● **Problem statement**: Work out how many lines of the listing hold the string "JSON", then answer with that number and nothing else.
────────
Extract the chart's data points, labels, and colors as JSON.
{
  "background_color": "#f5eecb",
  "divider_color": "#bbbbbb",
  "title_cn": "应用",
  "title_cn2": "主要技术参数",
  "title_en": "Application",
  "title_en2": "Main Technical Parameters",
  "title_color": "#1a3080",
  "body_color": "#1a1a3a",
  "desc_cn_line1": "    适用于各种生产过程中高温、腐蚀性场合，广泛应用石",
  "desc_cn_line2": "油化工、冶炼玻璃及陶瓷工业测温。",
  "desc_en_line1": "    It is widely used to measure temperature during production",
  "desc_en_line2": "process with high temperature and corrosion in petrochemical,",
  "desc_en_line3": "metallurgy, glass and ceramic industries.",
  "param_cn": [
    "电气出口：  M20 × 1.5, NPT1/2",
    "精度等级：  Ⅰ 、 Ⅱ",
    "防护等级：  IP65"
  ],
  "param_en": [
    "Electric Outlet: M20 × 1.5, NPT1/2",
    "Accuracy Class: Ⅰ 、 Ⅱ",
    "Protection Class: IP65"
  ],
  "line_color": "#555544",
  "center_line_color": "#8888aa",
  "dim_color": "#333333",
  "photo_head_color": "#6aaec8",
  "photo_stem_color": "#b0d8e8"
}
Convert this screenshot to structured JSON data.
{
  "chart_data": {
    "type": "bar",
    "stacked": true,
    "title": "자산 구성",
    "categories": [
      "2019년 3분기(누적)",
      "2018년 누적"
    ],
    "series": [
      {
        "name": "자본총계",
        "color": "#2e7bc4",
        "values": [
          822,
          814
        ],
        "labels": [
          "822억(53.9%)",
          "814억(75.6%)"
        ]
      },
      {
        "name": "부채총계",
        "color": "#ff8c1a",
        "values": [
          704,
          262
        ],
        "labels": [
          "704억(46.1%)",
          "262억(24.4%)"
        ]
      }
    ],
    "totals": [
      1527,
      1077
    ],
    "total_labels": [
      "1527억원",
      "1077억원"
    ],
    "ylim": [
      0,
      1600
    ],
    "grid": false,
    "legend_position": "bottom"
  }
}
────────
● **Exercise response**: 2